───── Data for the task

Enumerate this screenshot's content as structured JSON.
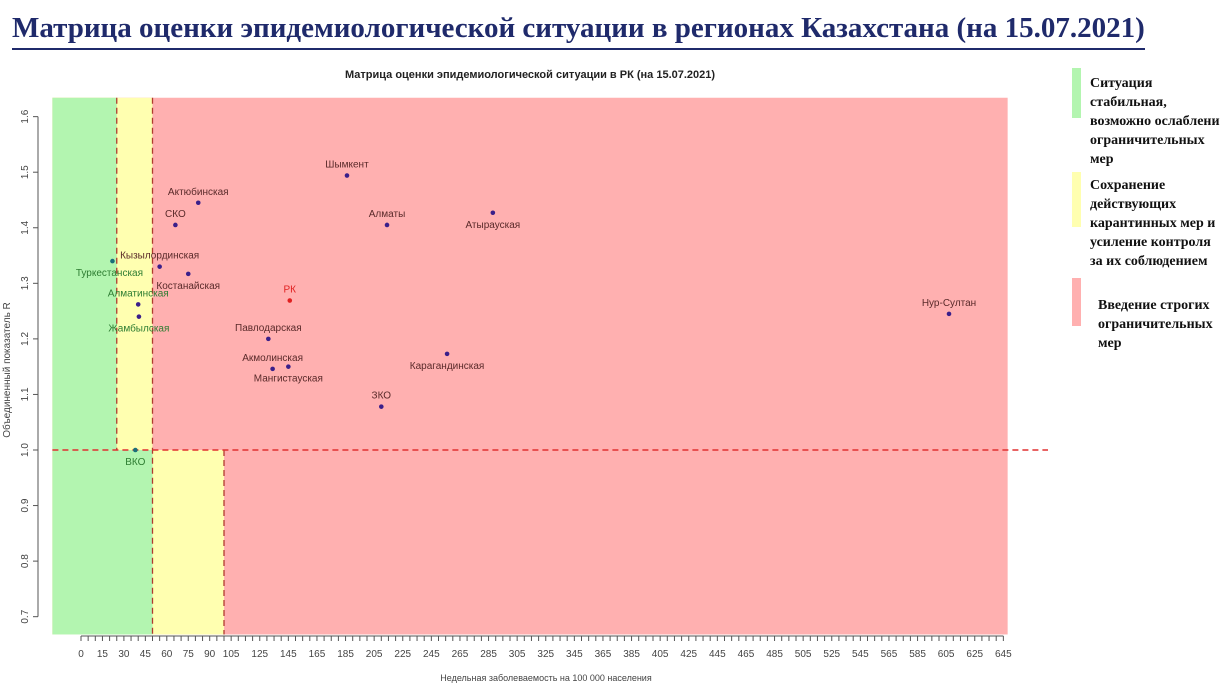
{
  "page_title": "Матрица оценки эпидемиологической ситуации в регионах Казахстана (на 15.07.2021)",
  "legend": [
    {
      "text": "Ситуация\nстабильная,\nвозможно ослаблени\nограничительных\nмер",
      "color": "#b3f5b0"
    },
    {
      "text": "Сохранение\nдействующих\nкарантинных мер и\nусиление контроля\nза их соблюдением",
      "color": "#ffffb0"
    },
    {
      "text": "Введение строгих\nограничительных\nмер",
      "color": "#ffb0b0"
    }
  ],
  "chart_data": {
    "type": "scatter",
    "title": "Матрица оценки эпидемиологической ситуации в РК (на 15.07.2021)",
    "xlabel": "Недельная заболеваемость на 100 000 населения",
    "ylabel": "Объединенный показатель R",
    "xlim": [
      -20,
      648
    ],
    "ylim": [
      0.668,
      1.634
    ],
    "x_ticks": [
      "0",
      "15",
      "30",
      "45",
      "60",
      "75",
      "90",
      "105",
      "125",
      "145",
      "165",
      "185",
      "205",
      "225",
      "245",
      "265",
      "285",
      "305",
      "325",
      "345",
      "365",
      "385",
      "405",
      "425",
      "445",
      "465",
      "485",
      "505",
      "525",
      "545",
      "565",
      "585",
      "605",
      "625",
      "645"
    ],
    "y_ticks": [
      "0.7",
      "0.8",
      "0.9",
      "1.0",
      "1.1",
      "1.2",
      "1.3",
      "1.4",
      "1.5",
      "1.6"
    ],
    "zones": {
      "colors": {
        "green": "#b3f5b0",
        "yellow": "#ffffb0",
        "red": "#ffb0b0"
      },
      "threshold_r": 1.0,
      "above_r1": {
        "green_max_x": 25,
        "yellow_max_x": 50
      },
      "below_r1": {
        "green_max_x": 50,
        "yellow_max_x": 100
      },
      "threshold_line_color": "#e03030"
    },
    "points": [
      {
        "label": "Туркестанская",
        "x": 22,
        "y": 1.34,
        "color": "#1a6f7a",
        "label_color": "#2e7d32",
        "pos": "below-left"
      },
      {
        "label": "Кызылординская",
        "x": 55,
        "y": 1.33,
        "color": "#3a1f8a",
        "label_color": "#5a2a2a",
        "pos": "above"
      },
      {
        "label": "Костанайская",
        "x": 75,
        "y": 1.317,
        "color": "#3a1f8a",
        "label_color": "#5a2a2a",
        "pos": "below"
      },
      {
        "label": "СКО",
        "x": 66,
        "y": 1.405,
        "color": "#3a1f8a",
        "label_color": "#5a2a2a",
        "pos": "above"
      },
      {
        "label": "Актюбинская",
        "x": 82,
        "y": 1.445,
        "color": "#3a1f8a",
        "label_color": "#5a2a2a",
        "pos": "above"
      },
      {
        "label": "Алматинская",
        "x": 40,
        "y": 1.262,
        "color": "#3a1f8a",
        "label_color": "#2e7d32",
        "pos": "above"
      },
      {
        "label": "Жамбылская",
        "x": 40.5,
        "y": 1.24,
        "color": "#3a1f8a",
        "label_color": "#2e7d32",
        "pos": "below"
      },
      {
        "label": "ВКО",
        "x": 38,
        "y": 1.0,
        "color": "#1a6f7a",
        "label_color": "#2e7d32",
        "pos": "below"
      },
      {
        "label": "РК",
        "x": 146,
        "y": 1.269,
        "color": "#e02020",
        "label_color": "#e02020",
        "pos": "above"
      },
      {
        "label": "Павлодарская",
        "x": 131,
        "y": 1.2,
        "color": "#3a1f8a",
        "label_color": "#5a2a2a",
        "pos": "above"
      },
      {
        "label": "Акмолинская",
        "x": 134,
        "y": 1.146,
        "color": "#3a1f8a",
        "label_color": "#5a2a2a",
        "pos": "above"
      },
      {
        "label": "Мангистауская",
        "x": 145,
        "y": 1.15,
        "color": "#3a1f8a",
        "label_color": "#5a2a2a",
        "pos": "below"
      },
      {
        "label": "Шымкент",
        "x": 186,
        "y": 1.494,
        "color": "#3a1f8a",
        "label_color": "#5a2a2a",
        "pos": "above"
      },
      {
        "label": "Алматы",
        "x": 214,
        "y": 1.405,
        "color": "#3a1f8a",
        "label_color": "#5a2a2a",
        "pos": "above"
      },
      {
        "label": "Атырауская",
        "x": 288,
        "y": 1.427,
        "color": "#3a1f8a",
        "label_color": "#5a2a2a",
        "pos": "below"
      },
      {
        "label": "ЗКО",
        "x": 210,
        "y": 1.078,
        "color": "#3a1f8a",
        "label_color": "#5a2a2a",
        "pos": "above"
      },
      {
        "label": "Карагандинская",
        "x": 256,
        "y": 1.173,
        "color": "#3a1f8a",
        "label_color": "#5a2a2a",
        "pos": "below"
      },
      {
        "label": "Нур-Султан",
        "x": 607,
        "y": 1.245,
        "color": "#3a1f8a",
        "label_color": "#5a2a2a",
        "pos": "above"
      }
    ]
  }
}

──────────
───── Data for the task

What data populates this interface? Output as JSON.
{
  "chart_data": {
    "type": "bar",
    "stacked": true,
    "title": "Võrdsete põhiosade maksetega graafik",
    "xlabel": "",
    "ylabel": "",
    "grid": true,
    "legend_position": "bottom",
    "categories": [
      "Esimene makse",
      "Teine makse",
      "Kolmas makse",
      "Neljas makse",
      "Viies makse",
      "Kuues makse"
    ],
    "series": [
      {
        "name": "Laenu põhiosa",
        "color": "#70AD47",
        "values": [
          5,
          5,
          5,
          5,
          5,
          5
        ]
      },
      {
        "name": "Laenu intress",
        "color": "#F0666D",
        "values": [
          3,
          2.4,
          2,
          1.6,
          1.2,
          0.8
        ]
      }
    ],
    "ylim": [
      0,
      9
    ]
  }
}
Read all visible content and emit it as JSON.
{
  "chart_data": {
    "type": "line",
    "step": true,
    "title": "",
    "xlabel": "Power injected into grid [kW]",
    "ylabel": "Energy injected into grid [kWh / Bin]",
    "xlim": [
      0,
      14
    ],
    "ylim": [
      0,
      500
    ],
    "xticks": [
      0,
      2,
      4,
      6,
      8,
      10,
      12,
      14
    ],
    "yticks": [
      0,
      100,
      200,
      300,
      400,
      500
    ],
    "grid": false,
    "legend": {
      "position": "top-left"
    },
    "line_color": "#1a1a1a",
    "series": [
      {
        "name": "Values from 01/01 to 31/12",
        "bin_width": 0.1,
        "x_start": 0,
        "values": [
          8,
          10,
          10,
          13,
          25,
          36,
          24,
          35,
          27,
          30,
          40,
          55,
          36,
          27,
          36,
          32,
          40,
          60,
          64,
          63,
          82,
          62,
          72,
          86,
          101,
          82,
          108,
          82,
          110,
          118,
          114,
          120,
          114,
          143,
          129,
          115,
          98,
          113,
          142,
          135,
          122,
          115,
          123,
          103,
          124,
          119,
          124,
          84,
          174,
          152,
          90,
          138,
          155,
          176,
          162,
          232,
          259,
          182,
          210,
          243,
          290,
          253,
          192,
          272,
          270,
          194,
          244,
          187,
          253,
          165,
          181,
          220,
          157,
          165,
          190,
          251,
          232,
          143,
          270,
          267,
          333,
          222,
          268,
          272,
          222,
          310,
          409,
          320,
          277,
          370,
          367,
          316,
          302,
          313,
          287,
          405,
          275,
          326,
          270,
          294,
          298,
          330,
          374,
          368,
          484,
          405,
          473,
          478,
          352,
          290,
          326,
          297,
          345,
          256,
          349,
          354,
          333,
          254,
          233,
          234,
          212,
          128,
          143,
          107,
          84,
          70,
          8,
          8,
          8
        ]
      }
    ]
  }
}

──────────

:: Given instruction ::
Pull out every line of the records that includes the string "nограничительных".

:: Final answer ::
      "text": "Ситуация\nстабильная,\nвозможно ослаблени\nограничительных\nмер",
      "text": "Введение строгих\nограничительных\nмер",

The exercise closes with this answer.